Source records
+ + + + +

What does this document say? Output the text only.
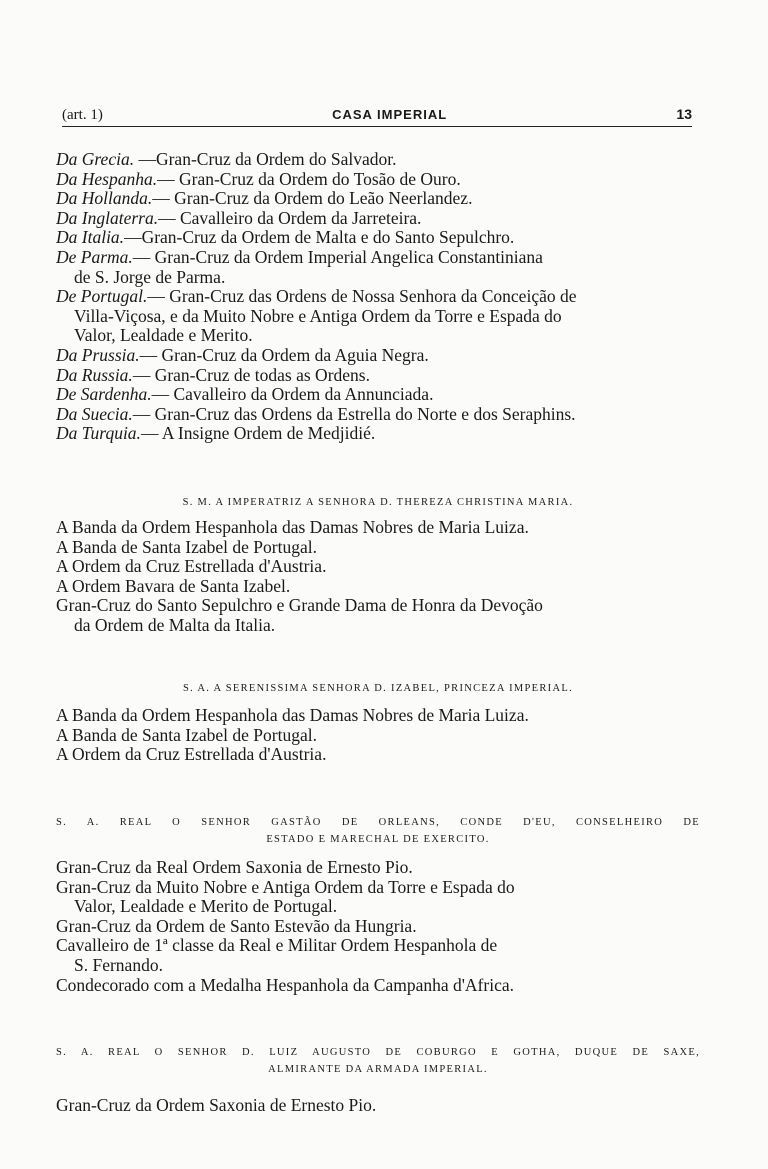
(art. 1)	CASA IMPERIAL	13
Da Grecia. —Gran-Cruz da Ordem do Salvador.
Da Hespanha.— Gran-Cruz da Ordem do Tosão de Ouro.
Da Hollanda.— Gran-Cruz da Ordem do Leão Neerlandez.
Da Inglaterra.— Cavalleiro da Ordem da Jarreteira.
Da Italia.—Gran-Cruz da Ordem de Malta e do Santo Sepulchro.
De Parma.— Gran-Cruz da Ordem Imperial Angelica Constantiniana
de S. Jorge de Parma.
De Portugal.— Gran-Cruz das Ordens de Nossa Senhora da Conceição de
Villa-Viçosa, e da Muito Nobre e Antiga Ordem da Torre e Espada do
Valor, Lealdade e Merito.
Da Prussia.— Gran-Cruz da Ordem da Aguia Negra.
Da Russia.— Gran-Cruz de todas as Ordens.
De Sardenha.— Cavalleiro da Ordem da Annunciada.
Da Suecia.— Gran-Cruz das Ordens da Estrella do Norte e dos Seraphins.
Da Turquia.— A Insigne Ordem de Medjidié.
S. M. A IMPERATRIZ A SENHORA D. THEREZA CHRISTINA MARIA.
A Banda da Ordem Hespanhola das Damas Nobres de Maria Luiza.
A Banda de Santa Izabel de Portugal.
A Ordem da Cruz Estrellada d'Austria.
A Ordem Bavara de Santa Izabel.
Gran-Cruz do Santo Sepulchro e Grande Dama de Honra da Devoção
da Ordem de Malta da Italia.
S. A. A SERENISSIMA SENHORA D. IZABEL, PRINCEZA IMPERIAL.
A Banda da Ordem Hespanhola das Damas Nobres de Maria Luiza.
A Banda de Santa Izabel de Portugal.
A Ordem da Cruz Estrellada d'Austria.
S. A. REAL O SENHOR GASTÃO DE ORLEANS, CONDE D'EU, CONSELHEIRO DE
ESTADO E MARECHAL DE EXERCITO.
Gran-Cruz da Real Ordem Saxonia de Ernesto Pio.
Gran-Cruz da Muito Nobre e Antiga Ordem da Torre e Espada do
Valor, Lealdade e Merito de Portugal.
Gran-Cruz da Ordem de Santo Estevão da Hungria.
Cavalleiro de 1ª classe da Real e Militar Ordem Hespanhola de
S. Fernando.
Condecorado com a Medalha Hespanhola da Campanha d'Africa.
S. A. REAL O SENHOR D. LUIZ AUGUSTO DE COBURGO E GOTHA, DUQUE DE SAXE,
ALMIRANTE DA ARMADA IMPERIAL.
Gran-Cruz da Ordem Saxonia de Ernesto Pio.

+ + + + +

Isolate the lines that hold the word "Portugal" and copy all of them.

**Written solution:**
De Portugal.— Gran-Cruz das Ordens de Nossa Senhora da Conceição de
A Banda de Santa Izabel de Portugal.
A Banda de Santa Izabel de Portugal.
Valor, Lealdade e Merito de Portugal.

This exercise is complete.